[Entries from a dataset]
— BEGIN —
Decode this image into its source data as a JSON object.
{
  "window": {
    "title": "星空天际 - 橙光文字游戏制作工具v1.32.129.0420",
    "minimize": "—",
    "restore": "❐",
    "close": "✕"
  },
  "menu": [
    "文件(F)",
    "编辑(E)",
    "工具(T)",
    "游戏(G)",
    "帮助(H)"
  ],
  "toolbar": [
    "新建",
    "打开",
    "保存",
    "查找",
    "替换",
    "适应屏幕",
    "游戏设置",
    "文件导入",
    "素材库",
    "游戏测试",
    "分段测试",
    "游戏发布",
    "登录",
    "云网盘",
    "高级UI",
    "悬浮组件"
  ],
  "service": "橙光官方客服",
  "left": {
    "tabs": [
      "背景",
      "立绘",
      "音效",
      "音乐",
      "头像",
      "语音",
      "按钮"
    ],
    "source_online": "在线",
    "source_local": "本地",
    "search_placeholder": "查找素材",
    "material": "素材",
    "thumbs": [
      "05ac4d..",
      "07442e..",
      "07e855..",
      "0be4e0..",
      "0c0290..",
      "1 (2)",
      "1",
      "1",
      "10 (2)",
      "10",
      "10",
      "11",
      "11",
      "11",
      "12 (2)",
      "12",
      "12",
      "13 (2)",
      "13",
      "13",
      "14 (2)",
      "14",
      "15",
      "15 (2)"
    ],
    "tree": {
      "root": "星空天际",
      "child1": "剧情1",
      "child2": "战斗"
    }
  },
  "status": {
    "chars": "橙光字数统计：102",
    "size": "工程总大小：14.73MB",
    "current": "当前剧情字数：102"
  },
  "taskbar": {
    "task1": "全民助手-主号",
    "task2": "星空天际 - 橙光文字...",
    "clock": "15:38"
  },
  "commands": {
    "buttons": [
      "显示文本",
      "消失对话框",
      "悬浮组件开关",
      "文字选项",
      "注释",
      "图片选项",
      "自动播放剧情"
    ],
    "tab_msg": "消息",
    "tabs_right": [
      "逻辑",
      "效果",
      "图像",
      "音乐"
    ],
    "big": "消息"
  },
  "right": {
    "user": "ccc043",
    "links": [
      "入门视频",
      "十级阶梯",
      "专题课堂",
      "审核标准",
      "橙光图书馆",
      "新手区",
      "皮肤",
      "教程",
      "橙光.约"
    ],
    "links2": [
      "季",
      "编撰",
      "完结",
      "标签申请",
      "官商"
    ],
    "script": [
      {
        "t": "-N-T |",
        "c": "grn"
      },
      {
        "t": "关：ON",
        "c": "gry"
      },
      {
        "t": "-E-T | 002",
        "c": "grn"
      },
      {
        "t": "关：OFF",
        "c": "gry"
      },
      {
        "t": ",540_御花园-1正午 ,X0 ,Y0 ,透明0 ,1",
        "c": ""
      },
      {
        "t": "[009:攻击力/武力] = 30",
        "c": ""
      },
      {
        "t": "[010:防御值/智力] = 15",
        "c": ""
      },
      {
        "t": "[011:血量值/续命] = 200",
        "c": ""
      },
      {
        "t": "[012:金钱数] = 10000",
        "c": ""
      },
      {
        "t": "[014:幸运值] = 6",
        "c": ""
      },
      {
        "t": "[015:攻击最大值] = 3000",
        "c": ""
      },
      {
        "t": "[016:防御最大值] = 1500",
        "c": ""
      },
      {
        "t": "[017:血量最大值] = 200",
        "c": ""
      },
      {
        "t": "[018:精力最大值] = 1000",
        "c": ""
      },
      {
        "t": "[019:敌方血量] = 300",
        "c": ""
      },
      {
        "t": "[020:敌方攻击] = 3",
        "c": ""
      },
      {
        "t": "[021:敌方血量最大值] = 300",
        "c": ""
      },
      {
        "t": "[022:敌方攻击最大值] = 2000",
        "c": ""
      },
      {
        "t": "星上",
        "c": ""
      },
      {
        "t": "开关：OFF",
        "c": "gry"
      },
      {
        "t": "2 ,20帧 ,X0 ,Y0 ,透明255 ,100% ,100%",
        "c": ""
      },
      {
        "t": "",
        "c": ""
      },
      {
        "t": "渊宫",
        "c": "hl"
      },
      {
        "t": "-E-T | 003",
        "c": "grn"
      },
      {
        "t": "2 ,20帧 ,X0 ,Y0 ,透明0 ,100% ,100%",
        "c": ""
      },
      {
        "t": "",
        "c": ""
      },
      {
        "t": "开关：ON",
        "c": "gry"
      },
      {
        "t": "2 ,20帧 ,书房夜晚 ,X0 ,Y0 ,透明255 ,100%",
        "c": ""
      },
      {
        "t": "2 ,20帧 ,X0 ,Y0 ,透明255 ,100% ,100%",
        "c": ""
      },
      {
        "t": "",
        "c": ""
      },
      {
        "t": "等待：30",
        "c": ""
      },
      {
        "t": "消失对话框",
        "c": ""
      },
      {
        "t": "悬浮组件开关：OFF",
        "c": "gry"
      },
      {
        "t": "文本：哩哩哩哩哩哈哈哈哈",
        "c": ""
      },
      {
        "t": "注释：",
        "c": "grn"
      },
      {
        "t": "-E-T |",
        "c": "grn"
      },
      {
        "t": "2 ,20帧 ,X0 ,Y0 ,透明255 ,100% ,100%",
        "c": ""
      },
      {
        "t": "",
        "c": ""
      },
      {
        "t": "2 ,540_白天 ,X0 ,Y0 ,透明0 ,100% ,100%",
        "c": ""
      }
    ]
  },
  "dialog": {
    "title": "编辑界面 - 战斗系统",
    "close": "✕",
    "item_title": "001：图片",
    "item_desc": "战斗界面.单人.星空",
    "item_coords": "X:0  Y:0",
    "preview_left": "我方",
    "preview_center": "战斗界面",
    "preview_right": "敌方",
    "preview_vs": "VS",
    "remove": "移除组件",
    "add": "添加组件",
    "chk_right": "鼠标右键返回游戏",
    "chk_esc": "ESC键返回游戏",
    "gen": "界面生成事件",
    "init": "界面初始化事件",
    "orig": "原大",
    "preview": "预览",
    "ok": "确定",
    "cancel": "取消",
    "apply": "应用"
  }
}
— END —
Retype the material in full. Each word must match.

Decode this image into its source data as a JSON object.
{
  "window": {
    "title": "星空天际 - 橙光文字游戏制作工具v1.32.129.0420",
    "minimize": "—",
    "restore": "❐",
    "close": "✕"
  },
  "menu": [
    "文件(F)",
    "编辑(E)",
    "工具(T)",
    "游戏(G)",
    "帮助(H)"
  ],
  "toolbar": [
    "新建",
    "打开",
    "保存",
    "查找",
    "替换",
    "适应屏幕",
    "游戏设置",
    "文件导入",
    "素材库",
    "游戏测试",
    "分段测试",
    "游戏发布",
    "登录",
    "云网盘",
    "高级UI",
    "悬浮组件"
  ],
  "service": "橙光官方客服",
  "left": {
    "tabs": [
      "背景",
      "立绘",
      "音效",
      "音乐",
      "头像",
      "语音",
      "按钮"
    ],
    "source_online": "在线",
    "source_local": "本地",
    "search_placeholder": "查找素材",
    "material": "素材",
    "thumbs": [
      "05ac4d..",
      "07442e..",
      "07e855..",
      "0be4e0..",
      "0c0290..",
      "1 (2)",
      "1",
      "1",
      "10 (2)",
      "10",
      "10",
      "11",
      "11",
      "11",
      "12 (2)",
      "12",
      "12",
      "13 (2)",
      "13",
      "13",
      "14 (2)",
      "14",
      "15",
      "15 (2)"
    ],
    "tree": {
      "root": "星空天际",
      "child1": "剧情1",
      "child2": "战斗"
    }
  },
  "status": {
    "chars": "橙光字数统计：102",
    "size": "工程总大小：14.73MB",
    "current": "当前剧情字数：102"
  },
  "taskbar": {
    "task1": "全民助手-主号",
    "task2": "星空天际 - 橙光文字...",
    "clock": "15:38"
  },
  "commands": {
    "buttons": [
      "显示文本",
      "消失对话框",
      "悬浮组件开关",
      "文字选项",
      "注释",
      "图片选项",
      "自动播放剧情"
    ],
    "tab_msg": "消息",
    "tabs_right": [
      "逻辑",
      "效果",
      "图像",
      "音乐"
    ],
    "big": "消息"
  },
  "right": {
    "user": "ccc043",
    "links": [
      "入门视频",
      "十级阶梯",
      "专题课堂",
      "审核标准",
      "橙光图书馆",
      "新手区",
      "皮肤",
      "教程",
      "橙光.约"
    ],
    "links2": [
      "季",
      "编撰",
      "完结",
      "标签申请",
      "官商"
    ],
    "script": [
      {
        "t": "-N-T |",
        "c": "grn"
      },
      {
        "t": "关：ON",
        "c": "gry"
      },
      {
        "t": "-E-T | 002",
        "c": "grn"
      },
      {
        "t": "关：OFF",
        "c": "gry"
      },
      {
        "t": ",540_御花园-1正午 ,X0 ,Y0 ,透明0 ,1",
        "c": ""
      },
      {
        "t": "[009:攻击力/武力] = 30",
        "c": ""
      },
      {
        "t": "[010:防御值/智力] = 15",
        "c": ""
      },
      {
        "t": "[011:血量值/续命] = 200",
        "c": ""
      },
      {
        "t": "[012:金钱数] = 10000",
        "c": ""
      },
      {
        "t": "[014:幸运值] = 6",
        "c": ""
      },
      {
        "t": "[015:攻击最大值] = 3000",
        "c": ""
      },
      {
        "t": "[016:防御最大值] = 1500",
        "c": ""
      },
      {
        "t": "[017:血量最大值] = 200",
        "c": ""
      },
      {
        "t": "[018:精力最大值] = 1000",
        "c": ""
      },
      {
        "t": "[019:敌方血量] = 300",
        "c": ""
      },
      {
        "t": "[020:敌方攻击] = 3",
        "c": ""
      },
      {
        "t": "[021:敌方血量最大值] = 300",
        "c": ""
      },
      {
        "t": "[022:敌方攻击最大值] = 2000",
        "c": ""
      },
      {
        "t": "星上",
        "c": ""
      },
      {
        "t": "开关：OFF",
        "c": "gry"
      },
      {
        "t": "2 ,20帧 ,X0 ,Y0 ,透明255 ,100% ,100%",
        "c": ""
      },
      {
        "t": "",
        "c": ""
      },
      {
        "t": "渊宫",
        "c": "hl"
      },
      {
        "t": "-E-T | 003",
        "c": "grn"
      },
      {
        "t": "2 ,20帧 ,X0 ,Y0 ,透明0 ,100% ,100%",
        "c": ""
      },
      {
        "t": "",
        "c": ""
      },
      {
        "t": "开关：ON",
        "c": "gry"
      },
      {
        "t": "2 ,20帧 ,书房夜晚 ,X0 ,Y0 ,透明255 ,100%",
        "c": ""
      },
      {
        "t": "2 ,20帧 ,X0 ,Y0 ,透明255 ,100% ,100%",
        "c": ""
      },
      {
        "t": "",
        "c": ""
      },
      {
        "t": "等待：30",
        "c": ""
      },
      {
        "t": "消失对话框",
        "c": ""
      },
      {
        "t": "悬浮组件开关：OFF",
        "c": "gry"
      },
      {
        "t": "文本：哩哩哩哩哩哈哈哈哈",
        "c": ""
      },
      {
        "t": "注释：",
        "c": "grn"
      },
      {
        "t": "-E-T |",
        "c": "grn"
      },
      {
        "t": "2 ,20帧 ,X0 ,Y0 ,透明255 ,100% ,100%",
        "c": ""
      },
      {
        "t": "",
        "c": ""
      },
      {
        "t": "2 ,540_白天 ,X0 ,Y0 ,透明0 ,100% ,100%",
        "c": ""
      }
    ]
  },
  "dialog": {
    "title": "编辑界面 - 战斗系统",
    "close": "✕",
    "item_title": "001：图片",
    "item_desc": "战斗界面.单人.星空",
    "item_coords": "X:0  Y:0",
    "preview_left": "我方",
    "preview_center": "战斗界面",
    "preview_right": "敌方",
    "preview_vs": "VS",
    "remove": "移除组件",
    "add": "添加组件",
    "chk_right": "鼠标右键返回游戏",
    "chk_esc": "ESC键返回游戏",
    "gen": "界面生成事件",
    "init": "界面初始化事件",
    "orig": "原大",
    "preview": "预览",
    "ok": "确定",
    "cancel": "取消",
    "apply": "应用"
  }
}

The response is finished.